◆ **Problem**
Lines holding the string "Commission" are the ones to copy; find them all in the data.

------------------------------------

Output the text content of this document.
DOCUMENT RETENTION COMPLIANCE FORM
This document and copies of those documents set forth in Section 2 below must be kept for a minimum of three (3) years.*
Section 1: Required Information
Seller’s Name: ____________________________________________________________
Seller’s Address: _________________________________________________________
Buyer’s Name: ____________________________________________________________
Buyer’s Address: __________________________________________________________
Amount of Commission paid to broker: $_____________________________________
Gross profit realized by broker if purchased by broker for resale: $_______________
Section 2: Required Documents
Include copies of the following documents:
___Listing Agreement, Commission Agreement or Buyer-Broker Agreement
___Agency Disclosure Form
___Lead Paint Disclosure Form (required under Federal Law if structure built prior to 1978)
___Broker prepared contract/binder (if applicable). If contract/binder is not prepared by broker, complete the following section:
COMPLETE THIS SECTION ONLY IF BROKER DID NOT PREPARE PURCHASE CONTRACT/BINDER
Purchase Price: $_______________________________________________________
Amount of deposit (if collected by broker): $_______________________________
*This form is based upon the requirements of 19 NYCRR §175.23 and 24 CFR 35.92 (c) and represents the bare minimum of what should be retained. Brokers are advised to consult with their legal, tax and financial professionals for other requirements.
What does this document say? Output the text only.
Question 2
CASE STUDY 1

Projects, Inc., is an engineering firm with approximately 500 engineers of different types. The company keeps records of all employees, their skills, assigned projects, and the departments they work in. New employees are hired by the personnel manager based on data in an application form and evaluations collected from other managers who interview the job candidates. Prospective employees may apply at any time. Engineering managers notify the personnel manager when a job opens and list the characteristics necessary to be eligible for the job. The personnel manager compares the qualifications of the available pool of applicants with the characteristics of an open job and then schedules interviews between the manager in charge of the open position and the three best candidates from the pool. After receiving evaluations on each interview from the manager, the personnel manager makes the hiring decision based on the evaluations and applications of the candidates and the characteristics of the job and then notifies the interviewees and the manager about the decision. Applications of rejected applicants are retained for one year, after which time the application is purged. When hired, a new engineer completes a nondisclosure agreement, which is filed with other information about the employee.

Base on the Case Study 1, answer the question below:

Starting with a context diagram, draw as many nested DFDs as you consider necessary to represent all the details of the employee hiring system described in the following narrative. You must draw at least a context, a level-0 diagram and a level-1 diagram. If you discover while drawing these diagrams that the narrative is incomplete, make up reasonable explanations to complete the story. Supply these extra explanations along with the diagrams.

------------------------------------

◆ **Solution for this exercise**
Amount of Commission paid to broker: $_____________________________________
___Listing Agreement, Commission Agreement or Buyer-Broker Agreement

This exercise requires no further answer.